◆ **TASK BRIEF**:
Take each line containing "this" and report it exactly as written.

◆ **DATA**:

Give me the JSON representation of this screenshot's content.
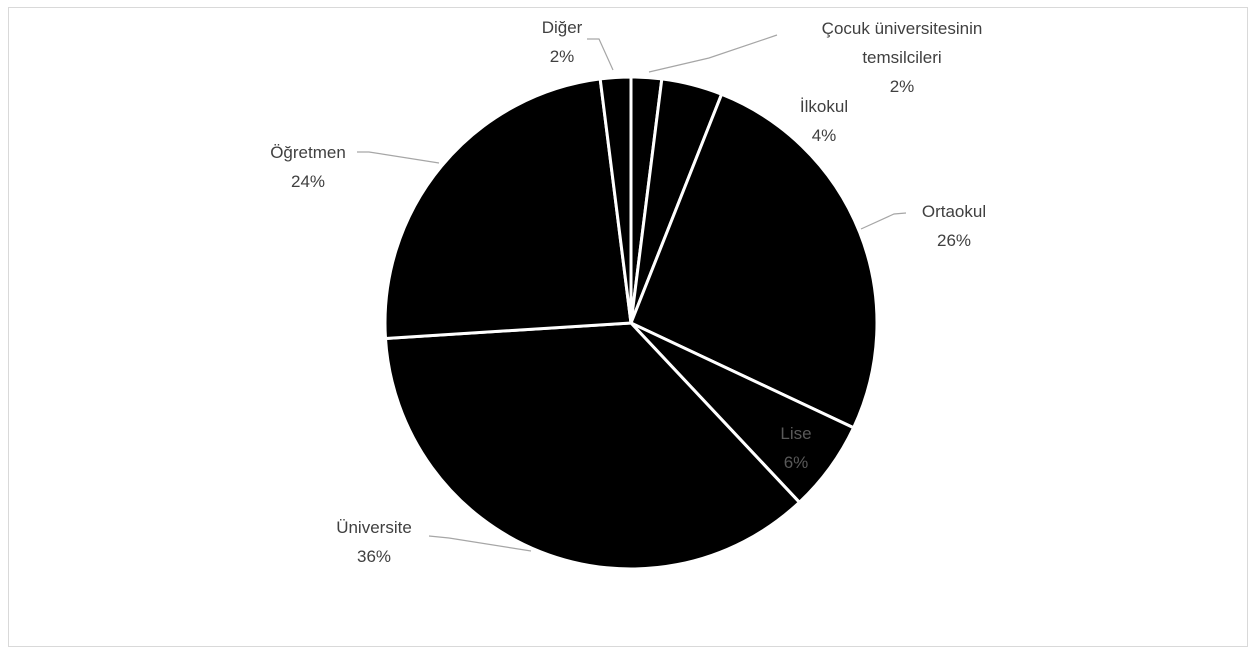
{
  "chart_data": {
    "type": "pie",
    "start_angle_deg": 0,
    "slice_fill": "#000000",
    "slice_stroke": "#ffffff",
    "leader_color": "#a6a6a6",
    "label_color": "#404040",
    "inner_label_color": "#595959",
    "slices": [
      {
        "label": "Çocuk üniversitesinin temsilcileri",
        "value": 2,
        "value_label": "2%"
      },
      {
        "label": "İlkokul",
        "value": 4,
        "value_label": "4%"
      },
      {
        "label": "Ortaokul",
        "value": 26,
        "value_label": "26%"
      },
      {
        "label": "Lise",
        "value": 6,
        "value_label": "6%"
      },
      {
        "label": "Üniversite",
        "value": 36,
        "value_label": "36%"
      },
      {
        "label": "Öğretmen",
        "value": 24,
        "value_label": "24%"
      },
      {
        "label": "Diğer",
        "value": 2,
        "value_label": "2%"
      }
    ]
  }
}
--
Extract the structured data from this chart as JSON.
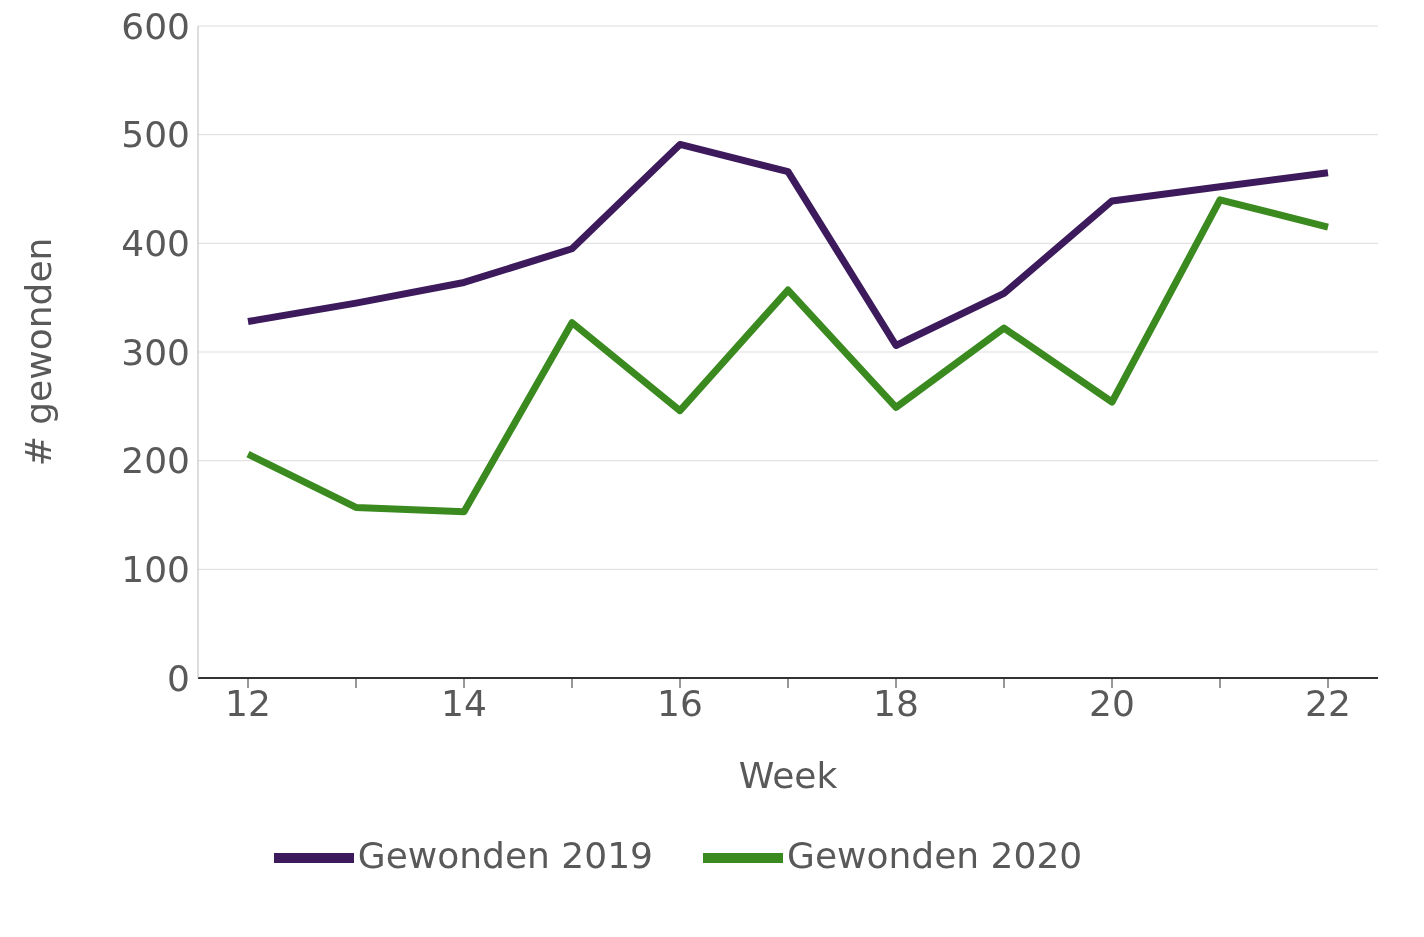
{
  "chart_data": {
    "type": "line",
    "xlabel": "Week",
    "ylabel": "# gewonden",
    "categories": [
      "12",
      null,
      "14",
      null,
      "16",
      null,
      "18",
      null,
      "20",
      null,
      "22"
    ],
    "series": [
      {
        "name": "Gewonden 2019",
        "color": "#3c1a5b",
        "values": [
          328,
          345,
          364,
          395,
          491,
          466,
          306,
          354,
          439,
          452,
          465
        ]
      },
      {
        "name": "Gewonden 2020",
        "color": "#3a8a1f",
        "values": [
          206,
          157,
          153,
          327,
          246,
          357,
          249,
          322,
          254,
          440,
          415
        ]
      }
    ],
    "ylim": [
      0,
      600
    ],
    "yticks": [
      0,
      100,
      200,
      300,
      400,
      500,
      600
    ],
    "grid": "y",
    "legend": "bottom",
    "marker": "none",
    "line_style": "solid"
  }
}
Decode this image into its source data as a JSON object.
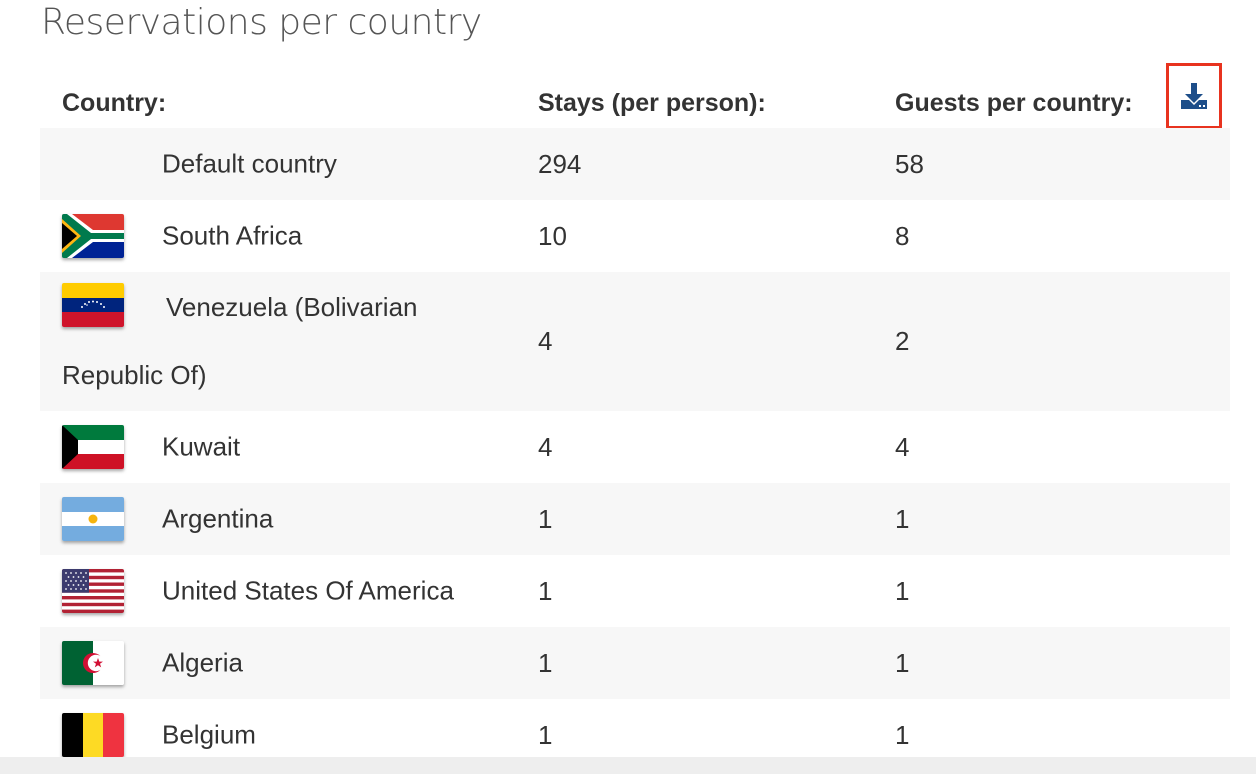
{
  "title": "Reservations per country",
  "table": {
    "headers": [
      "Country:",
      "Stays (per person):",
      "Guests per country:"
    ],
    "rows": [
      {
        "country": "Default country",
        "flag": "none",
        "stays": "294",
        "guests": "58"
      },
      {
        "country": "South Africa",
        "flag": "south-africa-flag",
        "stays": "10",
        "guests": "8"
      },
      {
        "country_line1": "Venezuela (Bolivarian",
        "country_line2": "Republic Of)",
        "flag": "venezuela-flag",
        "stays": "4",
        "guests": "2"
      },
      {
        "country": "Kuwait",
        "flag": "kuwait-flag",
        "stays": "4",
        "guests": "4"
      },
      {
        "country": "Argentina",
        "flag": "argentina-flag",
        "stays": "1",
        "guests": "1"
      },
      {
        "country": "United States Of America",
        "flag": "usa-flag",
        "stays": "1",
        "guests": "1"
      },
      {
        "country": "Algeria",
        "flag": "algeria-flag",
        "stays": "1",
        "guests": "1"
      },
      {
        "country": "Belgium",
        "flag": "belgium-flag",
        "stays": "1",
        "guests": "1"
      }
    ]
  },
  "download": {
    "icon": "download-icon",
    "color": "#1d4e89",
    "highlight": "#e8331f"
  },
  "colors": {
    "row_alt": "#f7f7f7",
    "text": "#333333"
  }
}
==
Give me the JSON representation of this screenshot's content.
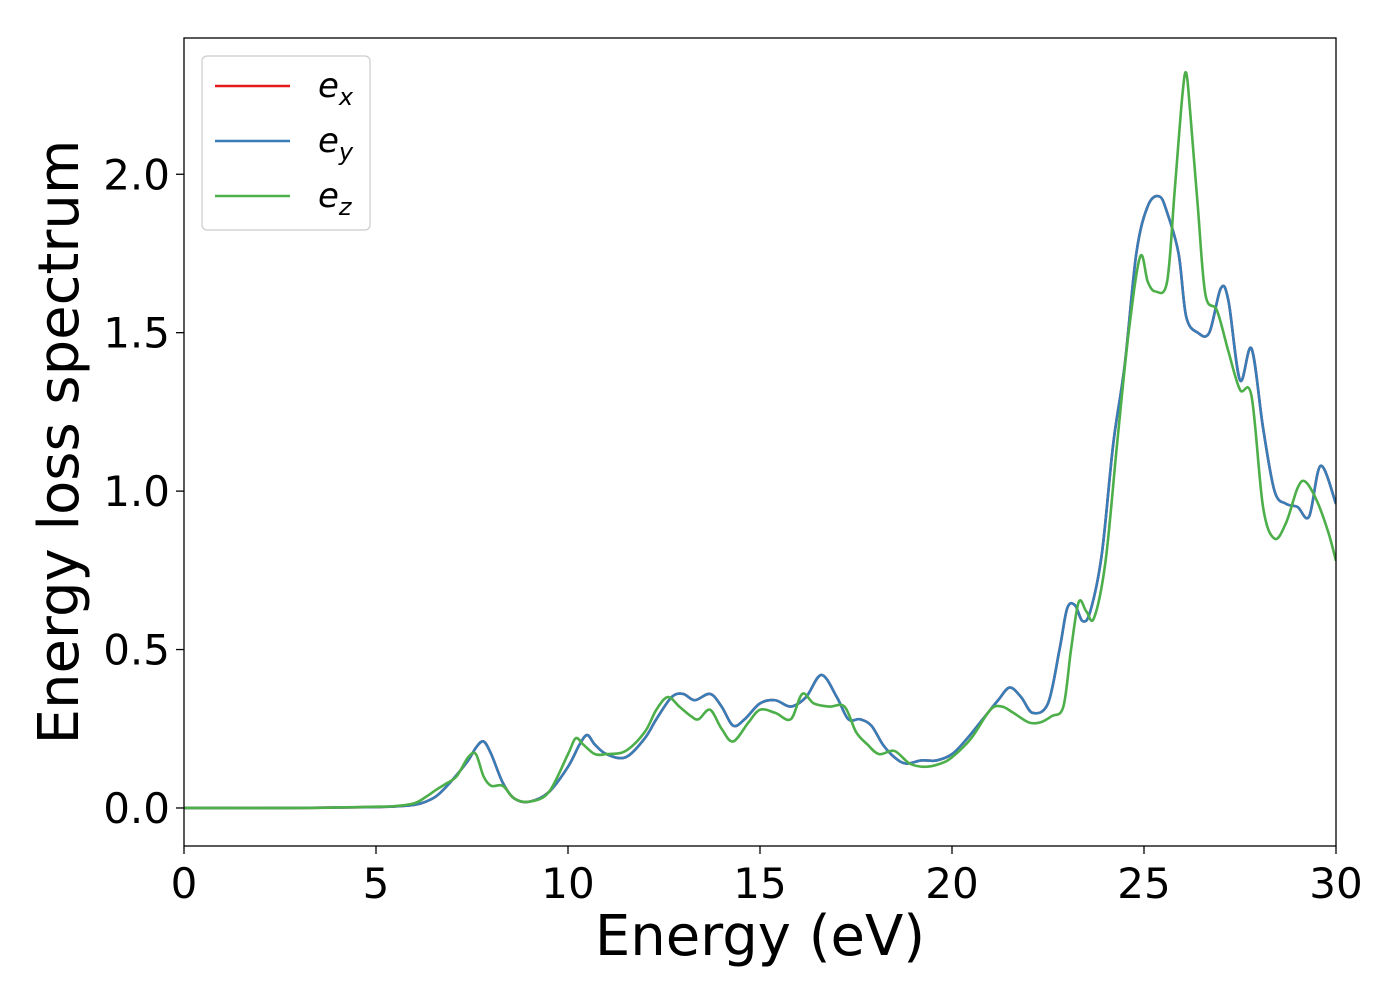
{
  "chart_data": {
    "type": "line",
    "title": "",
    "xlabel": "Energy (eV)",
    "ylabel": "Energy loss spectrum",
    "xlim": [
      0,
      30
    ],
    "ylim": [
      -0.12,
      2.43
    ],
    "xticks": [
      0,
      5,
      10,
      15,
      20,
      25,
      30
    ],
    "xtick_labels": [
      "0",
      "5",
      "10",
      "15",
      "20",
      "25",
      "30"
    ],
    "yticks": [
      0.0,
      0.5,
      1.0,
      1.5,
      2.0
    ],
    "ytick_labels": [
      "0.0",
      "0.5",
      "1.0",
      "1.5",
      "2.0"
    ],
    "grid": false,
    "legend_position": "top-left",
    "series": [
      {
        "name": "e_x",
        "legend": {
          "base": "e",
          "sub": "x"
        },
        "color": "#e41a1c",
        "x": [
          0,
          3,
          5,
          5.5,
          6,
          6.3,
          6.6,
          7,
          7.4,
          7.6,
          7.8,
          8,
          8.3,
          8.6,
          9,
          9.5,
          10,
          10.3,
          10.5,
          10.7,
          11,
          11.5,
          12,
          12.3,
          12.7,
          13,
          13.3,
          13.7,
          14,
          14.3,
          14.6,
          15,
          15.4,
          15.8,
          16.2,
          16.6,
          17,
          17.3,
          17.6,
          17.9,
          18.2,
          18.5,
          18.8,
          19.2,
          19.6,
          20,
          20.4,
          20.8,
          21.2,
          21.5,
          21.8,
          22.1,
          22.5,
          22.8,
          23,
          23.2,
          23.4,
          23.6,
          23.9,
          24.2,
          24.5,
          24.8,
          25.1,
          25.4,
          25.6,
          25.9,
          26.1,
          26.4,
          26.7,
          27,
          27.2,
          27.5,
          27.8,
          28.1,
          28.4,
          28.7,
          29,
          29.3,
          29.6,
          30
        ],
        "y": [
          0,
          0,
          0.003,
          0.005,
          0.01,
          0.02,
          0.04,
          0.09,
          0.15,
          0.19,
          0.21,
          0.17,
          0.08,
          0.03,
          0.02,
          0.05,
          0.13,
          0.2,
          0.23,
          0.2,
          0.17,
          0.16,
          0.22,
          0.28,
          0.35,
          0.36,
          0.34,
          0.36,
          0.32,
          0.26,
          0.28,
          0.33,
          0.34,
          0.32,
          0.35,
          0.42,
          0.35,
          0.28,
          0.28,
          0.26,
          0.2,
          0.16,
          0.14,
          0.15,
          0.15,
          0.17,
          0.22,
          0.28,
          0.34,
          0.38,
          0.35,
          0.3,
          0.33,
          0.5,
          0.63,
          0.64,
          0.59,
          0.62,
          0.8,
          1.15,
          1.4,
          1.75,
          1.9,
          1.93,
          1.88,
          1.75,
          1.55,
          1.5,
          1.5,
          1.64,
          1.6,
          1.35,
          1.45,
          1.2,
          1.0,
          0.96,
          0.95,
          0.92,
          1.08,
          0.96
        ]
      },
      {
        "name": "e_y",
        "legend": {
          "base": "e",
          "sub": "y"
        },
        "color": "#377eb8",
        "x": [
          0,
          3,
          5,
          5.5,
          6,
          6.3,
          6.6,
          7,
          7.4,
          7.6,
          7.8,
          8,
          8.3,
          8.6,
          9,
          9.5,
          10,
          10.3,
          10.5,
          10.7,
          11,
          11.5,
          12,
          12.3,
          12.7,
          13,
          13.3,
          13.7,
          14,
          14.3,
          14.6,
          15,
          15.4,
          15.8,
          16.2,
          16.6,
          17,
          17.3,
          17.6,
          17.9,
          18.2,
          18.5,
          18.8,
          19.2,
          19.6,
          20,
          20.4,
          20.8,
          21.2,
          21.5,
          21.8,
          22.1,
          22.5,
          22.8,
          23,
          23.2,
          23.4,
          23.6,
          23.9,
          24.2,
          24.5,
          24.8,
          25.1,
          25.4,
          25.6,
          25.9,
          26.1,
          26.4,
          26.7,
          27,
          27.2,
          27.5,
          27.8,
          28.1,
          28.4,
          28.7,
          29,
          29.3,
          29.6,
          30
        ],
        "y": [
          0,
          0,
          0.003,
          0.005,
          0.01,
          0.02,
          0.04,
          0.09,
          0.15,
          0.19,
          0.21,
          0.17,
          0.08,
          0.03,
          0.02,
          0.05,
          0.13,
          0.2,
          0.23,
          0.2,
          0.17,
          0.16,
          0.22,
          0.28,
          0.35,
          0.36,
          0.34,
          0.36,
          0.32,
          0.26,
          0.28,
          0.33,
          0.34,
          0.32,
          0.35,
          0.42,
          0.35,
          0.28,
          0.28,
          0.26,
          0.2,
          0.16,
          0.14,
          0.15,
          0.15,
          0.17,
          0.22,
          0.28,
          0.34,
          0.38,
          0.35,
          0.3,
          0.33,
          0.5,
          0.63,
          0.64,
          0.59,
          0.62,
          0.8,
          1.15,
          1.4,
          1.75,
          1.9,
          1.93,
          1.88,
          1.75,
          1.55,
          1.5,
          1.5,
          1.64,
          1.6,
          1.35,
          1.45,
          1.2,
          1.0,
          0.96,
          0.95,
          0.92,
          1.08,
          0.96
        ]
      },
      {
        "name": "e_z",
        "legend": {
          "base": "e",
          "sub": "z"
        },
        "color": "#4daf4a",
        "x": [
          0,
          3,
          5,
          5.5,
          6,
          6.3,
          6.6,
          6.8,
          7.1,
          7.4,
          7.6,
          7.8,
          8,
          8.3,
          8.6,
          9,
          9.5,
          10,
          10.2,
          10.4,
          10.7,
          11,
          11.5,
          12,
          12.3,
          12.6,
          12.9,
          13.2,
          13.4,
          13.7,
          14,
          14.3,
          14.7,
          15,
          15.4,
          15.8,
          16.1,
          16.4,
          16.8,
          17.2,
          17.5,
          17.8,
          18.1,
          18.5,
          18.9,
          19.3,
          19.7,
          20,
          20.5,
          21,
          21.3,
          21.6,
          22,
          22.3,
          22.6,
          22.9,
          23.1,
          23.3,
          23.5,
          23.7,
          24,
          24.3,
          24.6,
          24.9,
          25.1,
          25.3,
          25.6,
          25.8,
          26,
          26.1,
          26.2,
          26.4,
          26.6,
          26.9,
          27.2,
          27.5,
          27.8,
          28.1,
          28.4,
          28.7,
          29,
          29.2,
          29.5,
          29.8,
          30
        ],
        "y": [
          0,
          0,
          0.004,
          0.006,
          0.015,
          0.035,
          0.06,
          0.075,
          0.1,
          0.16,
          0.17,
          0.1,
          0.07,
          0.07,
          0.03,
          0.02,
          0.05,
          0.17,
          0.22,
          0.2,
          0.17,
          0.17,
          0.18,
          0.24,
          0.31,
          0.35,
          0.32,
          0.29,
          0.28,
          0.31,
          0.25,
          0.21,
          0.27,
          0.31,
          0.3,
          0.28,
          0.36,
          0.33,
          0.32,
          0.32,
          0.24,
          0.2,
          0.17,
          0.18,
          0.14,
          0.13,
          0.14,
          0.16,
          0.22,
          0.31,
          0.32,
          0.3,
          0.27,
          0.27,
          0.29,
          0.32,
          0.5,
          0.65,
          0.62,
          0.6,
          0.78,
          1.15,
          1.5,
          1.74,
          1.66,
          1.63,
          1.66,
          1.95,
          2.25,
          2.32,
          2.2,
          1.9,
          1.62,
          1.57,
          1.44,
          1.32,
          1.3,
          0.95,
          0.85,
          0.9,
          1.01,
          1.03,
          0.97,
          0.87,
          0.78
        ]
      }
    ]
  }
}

◆ **ANSWER IN FULL**:
Give me the JSON representation of this screenshot's content.
Extract the structured data from this chart as JSON.
Decode this image into its source data as a JSON object.
Give me the JSON representation of this screenshot's content.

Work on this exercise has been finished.